--- start Provided records ---

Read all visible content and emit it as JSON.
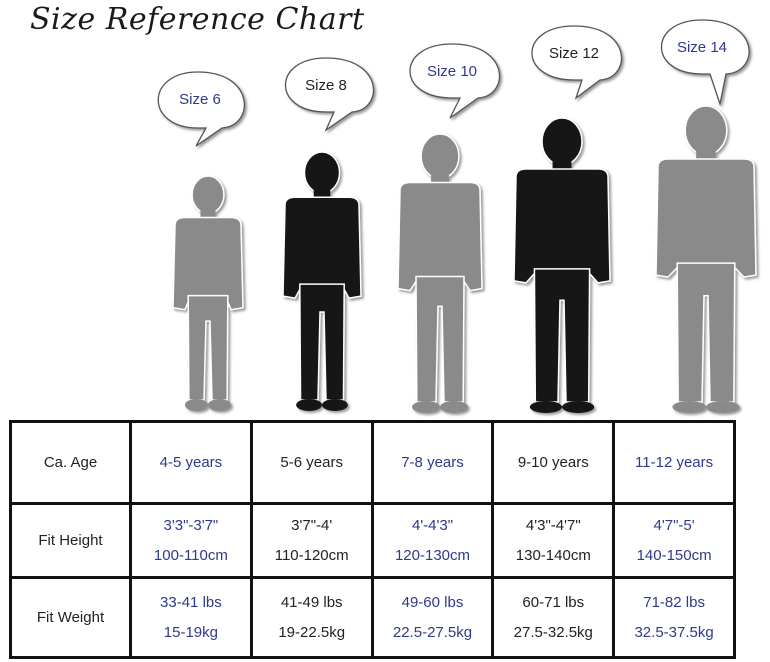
{
  "title": "Size Reference Chart",
  "sizes": [
    {
      "label": "Size 6",
      "figure": "gray"
    },
    {
      "label": "Size 8",
      "figure": "black"
    },
    {
      "label": "Size 10",
      "figure": "gray"
    },
    {
      "label": "Size 12",
      "figure": "black"
    },
    {
      "label": "Size 14",
      "figure": "gray"
    }
  ],
  "colors": {
    "gray_figure": "#8a8a8a",
    "black_figure": "#141414",
    "blue_text": "#2e3a8c",
    "border": "#111111"
  },
  "table": {
    "rows": [
      {
        "label": "Ca. Age",
        "cells": [
          [
            "4-5 years"
          ],
          [
            "5-6 years"
          ],
          [
            "7-8 years"
          ],
          [
            "9-10 years"
          ],
          [
            "11-12 years"
          ]
        ]
      },
      {
        "label": "Fit Height",
        "cells": [
          [
            "3'3\"-3'7\"",
            "100-110cm"
          ],
          [
            "3'7\"-4'",
            "110-120cm"
          ],
          [
            "4'-4'3\"",
            "120-130cm"
          ],
          [
            "4'3\"-4'7\"",
            "130-140cm"
          ],
          [
            "4'7\"-5'",
            "140-150cm"
          ]
        ]
      },
      {
        "label": "Fit Weight",
        "cells": [
          [
            "33-41 lbs",
            "15-19kg"
          ],
          [
            "41-49 lbs",
            "19-22.5kg"
          ],
          [
            "49-60 lbs",
            "22.5-27.5kg"
          ],
          [
            "60-71 lbs",
            "27.5-32.5kg"
          ],
          [
            "71-82 lbs",
            "32.5-37.5kg"
          ]
        ]
      }
    ]
  }
}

--- end Provided records ---

▶ Written exercise:
Repeat the material above verbatim, with no pictures in the output.

▶ Response to the task:
Read all visible content and emit it as JSON.
{
  "title": "Size Reference Chart",
  "sizes": [
    {
      "label": "Size 6",
      "figure": "gray"
    },
    {
      "label": "Size 8",
      "figure": "black"
    },
    {
      "label": "Size 10",
      "figure": "gray"
    },
    {
      "label": "Size 12",
      "figure": "black"
    },
    {
      "label": "Size 14",
      "figure": "gray"
    }
  ],
  "colors": {
    "gray_figure": "#8a8a8a",
    "black_figure": "#141414",
    "blue_text": "#2e3a8c",
    "border": "#111111"
  },
  "table": {
    "rows": [
      {
        "label": "Ca. Age",
        "cells": [
          [
            "4-5 years"
          ],
          [
            "5-6 years"
          ],
          [
            "7-8 years"
          ],
          [
            "9-10 years"
          ],
          [
            "11-12 years"
          ]
        ]
      },
      {
        "label": "Fit Height",
        "cells": [
          [
            "3'3\"-3'7\"",
            "100-110cm"
          ],
          [
            "3'7\"-4'",
            "110-120cm"
          ],
          [
            "4'-4'3\"",
            "120-130cm"
          ],
          [
            "4'3\"-4'7\"",
            "130-140cm"
          ],
          [
            "4'7\"-5'",
            "140-150cm"
          ]
        ]
      },
      {
        "label": "Fit Weight",
        "cells": [
          [
            "33-41 lbs",
            "15-19kg"
          ],
          [
            "41-49 lbs",
            "19-22.5kg"
          ],
          [
            "49-60 lbs",
            "22.5-27.5kg"
          ],
          [
            "60-71 lbs",
            "27.5-32.5kg"
          ],
          [
            "71-82 lbs",
            "32.5-37.5kg"
          ]
        ]
      }
    ]
  }
}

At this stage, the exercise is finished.